**Required task:** Each line that holds the string "Output" counts once; say how many such lines there are and add nothing.

Some records
☆ ☆ ☆ ☆ ☆

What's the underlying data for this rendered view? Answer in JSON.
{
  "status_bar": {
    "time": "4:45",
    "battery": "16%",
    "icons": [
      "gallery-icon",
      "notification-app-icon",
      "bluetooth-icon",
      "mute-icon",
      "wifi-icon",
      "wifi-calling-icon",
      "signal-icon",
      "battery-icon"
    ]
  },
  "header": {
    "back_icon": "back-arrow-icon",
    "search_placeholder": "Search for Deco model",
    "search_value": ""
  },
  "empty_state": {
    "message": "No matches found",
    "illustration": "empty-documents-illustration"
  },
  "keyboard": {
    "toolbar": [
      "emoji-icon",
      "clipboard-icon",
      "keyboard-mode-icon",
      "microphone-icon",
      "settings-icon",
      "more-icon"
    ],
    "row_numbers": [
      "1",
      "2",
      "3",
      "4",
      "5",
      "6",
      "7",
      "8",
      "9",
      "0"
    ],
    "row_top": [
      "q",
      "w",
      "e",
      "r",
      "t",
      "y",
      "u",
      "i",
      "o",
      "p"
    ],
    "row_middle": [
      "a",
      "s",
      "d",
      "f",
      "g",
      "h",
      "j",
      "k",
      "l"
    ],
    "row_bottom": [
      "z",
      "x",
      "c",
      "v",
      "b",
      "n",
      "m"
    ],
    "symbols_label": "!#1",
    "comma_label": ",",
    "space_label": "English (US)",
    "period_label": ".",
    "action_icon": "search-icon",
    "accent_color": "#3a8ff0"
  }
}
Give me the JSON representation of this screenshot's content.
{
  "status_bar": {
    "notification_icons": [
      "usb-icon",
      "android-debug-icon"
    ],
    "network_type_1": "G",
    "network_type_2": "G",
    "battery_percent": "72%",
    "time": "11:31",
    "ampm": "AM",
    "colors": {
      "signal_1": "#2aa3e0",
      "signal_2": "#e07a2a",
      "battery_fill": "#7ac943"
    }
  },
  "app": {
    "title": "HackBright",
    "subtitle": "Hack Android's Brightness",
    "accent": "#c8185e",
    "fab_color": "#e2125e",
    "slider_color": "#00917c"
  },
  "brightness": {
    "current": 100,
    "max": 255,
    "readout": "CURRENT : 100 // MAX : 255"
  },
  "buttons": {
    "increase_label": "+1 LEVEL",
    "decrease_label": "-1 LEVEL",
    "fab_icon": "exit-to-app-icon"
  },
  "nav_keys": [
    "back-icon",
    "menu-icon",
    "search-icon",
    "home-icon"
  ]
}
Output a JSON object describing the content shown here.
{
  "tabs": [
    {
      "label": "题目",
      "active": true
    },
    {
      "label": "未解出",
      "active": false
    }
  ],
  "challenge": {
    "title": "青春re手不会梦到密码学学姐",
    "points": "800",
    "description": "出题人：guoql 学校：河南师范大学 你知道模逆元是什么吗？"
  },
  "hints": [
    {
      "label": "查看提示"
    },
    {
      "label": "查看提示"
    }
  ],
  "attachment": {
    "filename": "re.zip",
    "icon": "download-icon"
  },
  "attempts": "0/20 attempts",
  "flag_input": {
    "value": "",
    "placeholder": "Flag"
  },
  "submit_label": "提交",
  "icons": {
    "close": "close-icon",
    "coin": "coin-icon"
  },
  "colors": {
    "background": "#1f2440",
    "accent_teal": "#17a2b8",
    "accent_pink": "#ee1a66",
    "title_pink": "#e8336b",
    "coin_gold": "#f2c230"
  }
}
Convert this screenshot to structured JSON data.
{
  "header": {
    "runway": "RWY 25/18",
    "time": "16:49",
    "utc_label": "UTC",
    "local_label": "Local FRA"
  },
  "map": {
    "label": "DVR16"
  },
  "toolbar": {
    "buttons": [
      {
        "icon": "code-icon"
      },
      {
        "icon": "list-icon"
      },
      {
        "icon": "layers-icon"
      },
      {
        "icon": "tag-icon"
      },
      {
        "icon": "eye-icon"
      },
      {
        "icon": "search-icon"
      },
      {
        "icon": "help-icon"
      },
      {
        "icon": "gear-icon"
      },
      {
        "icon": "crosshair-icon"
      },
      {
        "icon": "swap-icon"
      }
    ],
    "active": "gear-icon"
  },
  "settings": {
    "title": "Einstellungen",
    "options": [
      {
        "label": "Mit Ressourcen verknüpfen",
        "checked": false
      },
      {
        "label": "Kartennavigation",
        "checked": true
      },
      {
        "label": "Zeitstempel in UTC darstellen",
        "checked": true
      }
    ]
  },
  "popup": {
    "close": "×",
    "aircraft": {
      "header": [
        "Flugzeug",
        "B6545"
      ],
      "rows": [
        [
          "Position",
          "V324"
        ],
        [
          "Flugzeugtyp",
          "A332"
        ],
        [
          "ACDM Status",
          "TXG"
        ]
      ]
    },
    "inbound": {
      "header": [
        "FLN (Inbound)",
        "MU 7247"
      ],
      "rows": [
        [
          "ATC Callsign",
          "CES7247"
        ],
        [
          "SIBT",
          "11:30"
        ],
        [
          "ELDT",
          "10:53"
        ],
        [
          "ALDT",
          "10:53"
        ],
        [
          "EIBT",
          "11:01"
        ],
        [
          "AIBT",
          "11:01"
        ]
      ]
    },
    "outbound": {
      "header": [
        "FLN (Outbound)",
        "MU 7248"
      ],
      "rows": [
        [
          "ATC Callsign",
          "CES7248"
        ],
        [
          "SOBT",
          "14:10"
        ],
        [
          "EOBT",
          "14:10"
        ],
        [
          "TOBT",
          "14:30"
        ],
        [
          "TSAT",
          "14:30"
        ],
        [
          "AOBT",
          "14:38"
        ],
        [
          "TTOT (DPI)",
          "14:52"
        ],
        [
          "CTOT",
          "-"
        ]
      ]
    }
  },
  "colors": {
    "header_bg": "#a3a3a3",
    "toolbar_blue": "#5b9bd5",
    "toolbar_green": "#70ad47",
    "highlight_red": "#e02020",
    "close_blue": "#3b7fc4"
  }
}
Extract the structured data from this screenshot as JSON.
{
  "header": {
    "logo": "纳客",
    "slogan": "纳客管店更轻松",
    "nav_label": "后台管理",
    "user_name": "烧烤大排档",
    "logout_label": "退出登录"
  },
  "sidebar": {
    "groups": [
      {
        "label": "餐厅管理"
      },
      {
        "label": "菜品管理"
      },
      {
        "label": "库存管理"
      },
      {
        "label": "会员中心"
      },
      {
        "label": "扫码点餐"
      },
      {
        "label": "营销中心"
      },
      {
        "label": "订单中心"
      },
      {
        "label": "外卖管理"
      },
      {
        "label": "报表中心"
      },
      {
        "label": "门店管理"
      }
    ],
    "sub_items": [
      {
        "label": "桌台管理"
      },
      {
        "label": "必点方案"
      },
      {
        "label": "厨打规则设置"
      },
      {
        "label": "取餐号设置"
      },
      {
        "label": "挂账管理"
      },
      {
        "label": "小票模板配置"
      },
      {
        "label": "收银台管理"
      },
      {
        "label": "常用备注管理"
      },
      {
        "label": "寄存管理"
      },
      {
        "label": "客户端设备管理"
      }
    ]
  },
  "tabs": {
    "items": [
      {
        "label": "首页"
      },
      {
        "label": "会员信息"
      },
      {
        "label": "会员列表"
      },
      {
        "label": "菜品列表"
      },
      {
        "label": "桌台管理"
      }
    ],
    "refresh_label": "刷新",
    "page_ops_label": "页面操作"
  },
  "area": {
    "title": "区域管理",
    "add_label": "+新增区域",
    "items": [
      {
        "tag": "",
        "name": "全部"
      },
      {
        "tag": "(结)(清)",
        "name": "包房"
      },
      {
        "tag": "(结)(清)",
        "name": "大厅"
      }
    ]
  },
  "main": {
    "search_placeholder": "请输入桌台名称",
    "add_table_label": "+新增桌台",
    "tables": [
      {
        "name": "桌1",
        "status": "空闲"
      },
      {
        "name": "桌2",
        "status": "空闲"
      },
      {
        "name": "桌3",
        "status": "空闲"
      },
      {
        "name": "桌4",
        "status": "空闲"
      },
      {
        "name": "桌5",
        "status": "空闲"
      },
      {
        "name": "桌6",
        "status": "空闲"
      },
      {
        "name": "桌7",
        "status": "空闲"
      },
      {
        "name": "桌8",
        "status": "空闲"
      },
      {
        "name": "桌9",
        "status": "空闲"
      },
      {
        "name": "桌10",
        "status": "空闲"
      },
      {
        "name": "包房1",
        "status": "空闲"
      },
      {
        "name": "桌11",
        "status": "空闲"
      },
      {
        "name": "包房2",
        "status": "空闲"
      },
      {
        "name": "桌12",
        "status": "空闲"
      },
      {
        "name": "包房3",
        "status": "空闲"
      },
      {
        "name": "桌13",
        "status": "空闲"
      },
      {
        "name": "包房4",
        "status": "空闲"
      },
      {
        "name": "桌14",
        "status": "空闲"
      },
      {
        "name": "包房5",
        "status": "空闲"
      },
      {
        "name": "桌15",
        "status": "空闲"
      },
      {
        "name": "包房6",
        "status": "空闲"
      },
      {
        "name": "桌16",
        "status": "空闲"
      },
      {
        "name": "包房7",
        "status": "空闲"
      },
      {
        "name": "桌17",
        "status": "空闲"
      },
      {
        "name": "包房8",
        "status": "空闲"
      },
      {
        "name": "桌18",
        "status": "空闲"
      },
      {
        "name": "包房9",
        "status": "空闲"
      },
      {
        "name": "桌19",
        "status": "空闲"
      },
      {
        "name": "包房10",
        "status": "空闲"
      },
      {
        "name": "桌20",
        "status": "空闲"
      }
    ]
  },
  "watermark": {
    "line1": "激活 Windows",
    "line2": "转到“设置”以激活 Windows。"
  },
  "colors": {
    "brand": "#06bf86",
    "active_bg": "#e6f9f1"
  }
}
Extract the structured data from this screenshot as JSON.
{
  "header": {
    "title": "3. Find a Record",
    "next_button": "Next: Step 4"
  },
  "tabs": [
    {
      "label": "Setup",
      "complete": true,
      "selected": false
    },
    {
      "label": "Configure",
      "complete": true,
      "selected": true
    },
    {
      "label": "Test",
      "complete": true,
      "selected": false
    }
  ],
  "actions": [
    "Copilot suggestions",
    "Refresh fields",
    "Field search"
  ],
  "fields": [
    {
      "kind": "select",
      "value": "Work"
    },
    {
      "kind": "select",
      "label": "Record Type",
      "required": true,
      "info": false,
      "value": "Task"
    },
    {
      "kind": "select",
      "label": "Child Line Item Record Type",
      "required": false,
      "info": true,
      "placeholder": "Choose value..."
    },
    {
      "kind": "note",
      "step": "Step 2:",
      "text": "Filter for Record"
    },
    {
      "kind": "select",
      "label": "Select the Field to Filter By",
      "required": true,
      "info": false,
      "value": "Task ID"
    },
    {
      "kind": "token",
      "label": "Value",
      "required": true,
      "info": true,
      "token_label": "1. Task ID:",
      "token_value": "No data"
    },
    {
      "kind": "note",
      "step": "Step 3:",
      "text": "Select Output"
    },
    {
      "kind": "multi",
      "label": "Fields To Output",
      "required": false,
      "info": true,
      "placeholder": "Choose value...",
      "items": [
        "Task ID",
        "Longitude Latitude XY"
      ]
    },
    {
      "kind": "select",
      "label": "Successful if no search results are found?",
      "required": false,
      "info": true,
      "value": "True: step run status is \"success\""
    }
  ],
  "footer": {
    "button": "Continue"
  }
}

☆ ☆ ☆ ☆ ☆

**Exercise solution:** 3